— start of RECORDS PROVIDED —

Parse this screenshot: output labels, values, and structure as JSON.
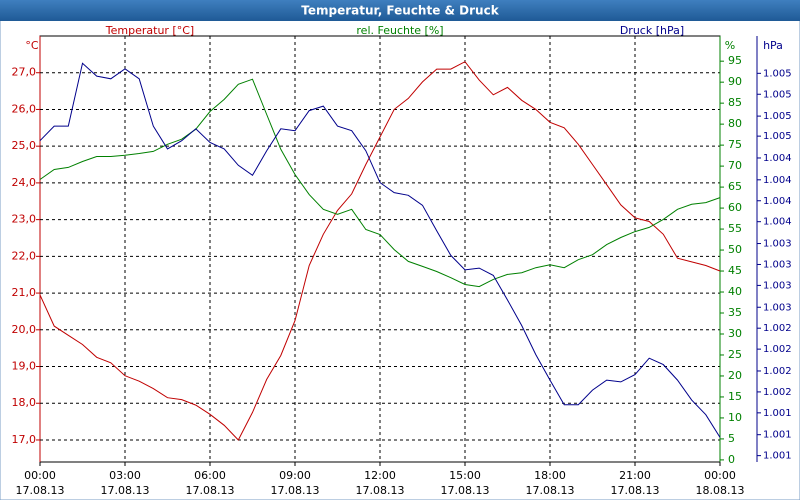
{
  "chart_data": {
    "type": "line",
    "title": "Temperatur, Feuchte & Druck",
    "x": [
      0,
      0.5,
      1,
      1.5,
      2,
      2.5,
      3,
      3.5,
      4,
      4.5,
      5,
      5.5,
      6,
      6.5,
      7,
      7.5,
      8,
      8.5,
      9,
      9.5,
      10,
      10.5,
      11,
      11.5,
      12,
      12.5,
      13,
      13.5,
      14,
      14.5,
      15,
      15.5,
      16,
      16.5,
      17,
      17.5,
      18,
      18.5,
      19,
      19.5,
      20,
      20.5,
      21,
      21.5,
      22,
      22.5,
      23,
      23.5,
      24
    ],
    "xlim": [
      0,
      24
    ],
    "xticks": [
      {
        "value": 0,
        "label": "00:00",
        "date": "17.08.13"
      },
      {
        "value": 3,
        "label": "03:00",
        "date": "17.08.13"
      },
      {
        "value": 6,
        "label": "06:00",
        "date": "17.08.13"
      },
      {
        "value": 9,
        "label": "09:00",
        "date": "17.08.13"
      },
      {
        "value": 12,
        "label": "12:00",
        "date": "17.08.13"
      },
      {
        "value": 15,
        "label": "15:00",
        "date": "17.08.13"
      },
      {
        "value": 18,
        "label": "18:00",
        "date": "17.08.13"
      },
      {
        "value": 21,
        "label": "21:00",
        "date": "17.08.13"
      },
      {
        "value": 24,
        "label": "00:00",
        "date": "18.08.13"
      }
    ],
    "ylabel": "Temperatur [°C]",
    "yunit": "°C",
    "ylim": [
      16.4,
      28.0
    ],
    "yticks": [
      {
        "value": 17,
        "label": "17,0"
      },
      {
        "value": 18,
        "label": "18,0"
      },
      {
        "value": 19,
        "label": "19,0"
      },
      {
        "value": 20,
        "label": "20,0"
      },
      {
        "value": 21,
        "label": "21,0"
      },
      {
        "value": 22,
        "label": "22,0"
      },
      {
        "value": 23,
        "label": "23,0"
      },
      {
        "value": 24,
        "label": "24,0"
      },
      {
        "value": 25,
        "label": "25,0"
      },
      {
        "value": 26,
        "label": "26,0"
      },
      {
        "value": 27,
        "label": "27,0"
      }
    ],
    "y2label": "rel. Feuchte [%]",
    "y2unit": "%",
    "y2lim": [
      -0.5,
      101
    ],
    "y2ticks": [
      0,
      5,
      10,
      15,
      20,
      25,
      30,
      35,
      40,
      45,
      50,
      55,
      60,
      65,
      70,
      75,
      80,
      85,
      90,
      95
    ],
    "y3label": "Druck [hPa]",
    "y3unit": "hPa",
    "y3lim": [
      1.00093,
      1.00561
    ],
    "y3ticks": [
      {
        "value": 1.001,
        "label": "1.001"
      },
      {
        "value": 1.00123,
        "label": "1.001"
      },
      {
        "value": 1.00147,
        "label": "1.001"
      },
      {
        "value": 1.0017,
        "label": "1.002"
      },
      {
        "value": 1.00193,
        "label": "1.002"
      },
      {
        "value": 1.00217,
        "label": "1.002"
      },
      {
        "value": 1.0024,
        "label": "1.002"
      },
      {
        "value": 1.00263,
        "label": "1.003"
      },
      {
        "value": 1.00287,
        "label": "1.003"
      },
      {
        "value": 1.0031,
        "label": "1.003"
      },
      {
        "value": 1.00333,
        "label": "1.003"
      },
      {
        "value": 1.00357,
        "label": "1.004"
      },
      {
        "value": 1.0038,
        "label": "1.004"
      },
      {
        "value": 1.00403,
        "label": "1.004"
      },
      {
        "value": 1.00427,
        "label": "1.004"
      },
      {
        "value": 1.00451,
        "label": "1.005"
      },
      {
        "value": 1.00473,
        "label": "1.005"
      },
      {
        "value": 1.00497,
        "label": "1.005"
      },
      {
        "value": 1.0052,
        "label": "1.005"
      }
    ],
    "grid": true,
    "series": [
      {
        "name": "Temperatur",
        "color": "#c00000",
        "axis": "y",
        "values": [
          20.95,
          20.1,
          19.85,
          19.6,
          19.25,
          19.1,
          18.75,
          18.6,
          18.4,
          18.15,
          18.1,
          17.95,
          17.7,
          17.4,
          17.0,
          17.75,
          18.65,
          19.3,
          20.25,
          21.75,
          22.6,
          23.25,
          23.7,
          24.5,
          25.25,
          26.0,
          26.3,
          26.75,
          27.1,
          27.1,
          27.3,
          26.8,
          26.4,
          26.6,
          26.25,
          26.0,
          25.65,
          25.5,
          25.05,
          24.5,
          23.95,
          23.4,
          23.05,
          22.95,
          22.6,
          21.95,
          21.85,
          21.75,
          21.6
        ]
      },
      {
        "name": "rel. Feuchte",
        "color": "#008000",
        "axis": "y2",
        "values": [
          66.8,
          69.2,
          69.7,
          71.1,
          72.3,
          72.3,
          72.6,
          73,
          73.5,
          75.2,
          76.4,
          78.8,
          83,
          85.9,
          89.5,
          90.7,
          82.3,
          74,
          68,
          63.2,
          59.7,
          58.5,
          59.7,
          54.9,
          53.7,
          50.1,
          47.3,
          46.1,
          44.9,
          43.4,
          41.8,
          41.3,
          43,
          44.2,
          44.6,
          45.8,
          46.5,
          45.8,
          47.7,
          48.9,
          51.3,
          53,
          54.4,
          55.4,
          57.3,
          59.7,
          60.9,
          61.3,
          62.5
        ]
      },
      {
        "name": "Druck",
        "color": "#00008b",
        "axis": "y3",
        "values": [
          1.00446,
          1.00462,
          1.00462,
          1.00531,
          1.00517,
          1.00514,
          1.00525,
          1.00514,
          1.00462,
          1.00437,
          1.00446,
          1.00459,
          1.00444,
          1.00437,
          1.00419,
          1.00408,
          1.00435,
          1.00459,
          1.00457,
          1.00479,
          1.00484,
          1.00462,
          1.00457,
          1.00435,
          1.004,
          1.00389,
          1.00386,
          1.00375,
          1.00347,
          1.0032,
          1.00304,
          1.00306,
          1.00298,
          1.00271,
          1.00243,
          1.00211,
          1.00183,
          1.00156,
          1.00156,
          1.00172,
          1.00183,
          1.00181,
          1.00189,
          1.00207,
          1.002,
          1.00183,
          1.00161,
          1.00145,
          1.0012
        ]
      }
    ]
  }
}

— end of RECORDS PROVIDED —

**EXERCISE TASK**
Transcribe every entry above exactly. Omit all pictures.

**FINAL RESULT**
Parse this screenshot: output labels, values, and structure as JSON.
{
  "chart_data": {
    "type": "line",
    "title": "Temperatur, Feuchte & Druck",
    "x": [
      0,
      0.5,
      1,
      1.5,
      2,
      2.5,
      3,
      3.5,
      4,
      4.5,
      5,
      5.5,
      6,
      6.5,
      7,
      7.5,
      8,
      8.5,
      9,
      9.5,
      10,
      10.5,
      11,
      11.5,
      12,
      12.5,
      13,
      13.5,
      14,
      14.5,
      15,
      15.5,
      16,
      16.5,
      17,
      17.5,
      18,
      18.5,
      19,
      19.5,
      20,
      20.5,
      21,
      21.5,
      22,
      22.5,
      23,
      23.5,
      24
    ],
    "xlim": [
      0,
      24
    ],
    "xticks": [
      {
        "value": 0,
        "label": "00:00",
        "date": "17.08.13"
      },
      {
        "value": 3,
        "label": "03:00",
        "date": "17.08.13"
      },
      {
        "value": 6,
        "label": "06:00",
        "date": "17.08.13"
      },
      {
        "value": 9,
        "label": "09:00",
        "date": "17.08.13"
      },
      {
        "value": 12,
        "label": "12:00",
        "date": "17.08.13"
      },
      {
        "value": 15,
        "label": "15:00",
        "date": "17.08.13"
      },
      {
        "value": 18,
        "label": "18:00",
        "date": "17.08.13"
      },
      {
        "value": 21,
        "label": "21:00",
        "date": "17.08.13"
      },
      {
        "value": 24,
        "label": "00:00",
        "date": "18.08.13"
      }
    ],
    "ylabel": "Temperatur [°C]",
    "yunit": "°C",
    "ylim": [
      16.4,
      28.0
    ],
    "yticks": [
      {
        "value": 17,
        "label": "17,0"
      },
      {
        "value": 18,
        "label": "18,0"
      },
      {
        "value": 19,
        "label": "19,0"
      },
      {
        "value": 20,
        "label": "20,0"
      },
      {
        "value": 21,
        "label": "21,0"
      },
      {
        "value": 22,
        "label": "22,0"
      },
      {
        "value": 23,
        "label": "23,0"
      },
      {
        "value": 24,
        "label": "24,0"
      },
      {
        "value": 25,
        "label": "25,0"
      },
      {
        "value": 26,
        "label": "26,0"
      },
      {
        "value": 27,
        "label": "27,0"
      }
    ],
    "y2label": "rel. Feuchte [%]",
    "y2unit": "%",
    "y2lim": [
      -0.5,
      101
    ],
    "y2ticks": [
      0,
      5,
      10,
      15,
      20,
      25,
      30,
      35,
      40,
      45,
      50,
      55,
      60,
      65,
      70,
      75,
      80,
      85,
      90,
      95
    ],
    "y3label": "Druck [hPa]",
    "y3unit": "hPa",
    "y3lim": [
      1.00093,
      1.00561
    ],
    "y3ticks": [
      {
        "value": 1.001,
        "label": "1.001"
      },
      {
        "value": 1.00123,
        "label": "1.001"
      },
      {
        "value": 1.00147,
        "label": "1.001"
      },
      {
        "value": 1.0017,
        "label": "1.002"
      },
      {
        "value": 1.00193,
        "label": "1.002"
      },
      {
        "value": 1.00217,
        "label": "1.002"
      },
      {
        "value": 1.0024,
        "label": "1.002"
      },
      {
        "value": 1.00263,
        "label": "1.003"
      },
      {
        "value": 1.00287,
        "label": "1.003"
      },
      {
        "value": 1.0031,
        "label": "1.003"
      },
      {
        "value": 1.00333,
        "label": "1.003"
      },
      {
        "value": 1.00357,
        "label": "1.004"
      },
      {
        "value": 1.0038,
        "label": "1.004"
      },
      {
        "value": 1.00403,
        "label": "1.004"
      },
      {
        "value": 1.00427,
        "label": "1.004"
      },
      {
        "value": 1.00451,
        "label": "1.005"
      },
      {
        "value": 1.00473,
        "label": "1.005"
      },
      {
        "value": 1.00497,
        "label": "1.005"
      },
      {
        "value": 1.0052,
        "label": "1.005"
      }
    ],
    "grid": true,
    "series": [
      {
        "name": "Temperatur",
        "color": "#c00000",
        "axis": "y",
        "values": [
          20.95,
          20.1,
          19.85,
          19.6,
          19.25,
          19.1,
          18.75,
          18.6,
          18.4,
          18.15,
          18.1,
          17.95,
          17.7,
          17.4,
          17.0,
          17.75,
          18.65,
          19.3,
          20.25,
          21.75,
          22.6,
          23.25,
          23.7,
          24.5,
          25.25,
          26.0,
          26.3,
          26.75,
          27.1,
          27.1,
          27.3,
          26.8,
          26.4,
          26.6,
          26.25,
          26.0,
          25.65,
          25.5,
          25.05,
          24.5,
          23.95,
          23.4,
          23.05,
          22.95,
          22.6,
          21.95,
          21.85,
          21.75,
          21.6
        ]
      },
      {
        "name": "rel. Feuchte",
        "color": "#008000",
        "axis": "y2",
        "values": [
          66.8,
          69.2,
          69.7,
          71.1,
          72.3,
          72.3,
          72.6,
          73,
          73.5,
          75.2,
          76.4,
          78.8,
          83,
          85.9,
          89.5,
          90.7,
          82.3,
          74,
          68,
          63.2,
          59.7,
          58.5,
          59.7,
          54.9,
          53.7,
          50.1,
          47.3,
          46.1,
          44.9,
          43.4,
          41.8,
          41.3,
          43,
          44.2,
          44.6,
          45.8,
          46.5,
          45.8,
          47.7,
          48.9,
          51.3,
          53,
          54.4,
          55.4,
          57.3,
          59.7,
          60.9,
          61.3,
          62.5
        ]
      },
      {
        "name": "Druck",
        "color": "#00008b",
        "axis": "y3",
        "values": [
          1.00446,
          1.00462,
          1.00462,
          1.00531,
          1.00517,
          1.00514,
          1.00525,
          1.00514,
          1.00462,
          1.00437,
          1.00446,
          1.00459,
          1.00444,
          1.00437,
          1.00419,
          1.00408,
          1.00435,
          1.00459,
          1.00457,
          1.00479,
          1.00484,
          1.00462,
          1.00457,
          1.00435,
          1.004,
          1.00389,
          1.00386,
          1.00375,
          1.00347,
          1.0032,
          1.00304,
          1.00306,
          1.00298,
          1.00271,
          1.00243,
          1.00211,
          1.00183,
          1.00156,
          1.00156,
          1.00172,
          1.00183,
          1.00181,
          1.00189,
          1.00207,
          1.002,
          1.00183,
          1.00161,
          1.00145,
          1.0012
        ]
      }
    ]
  }
}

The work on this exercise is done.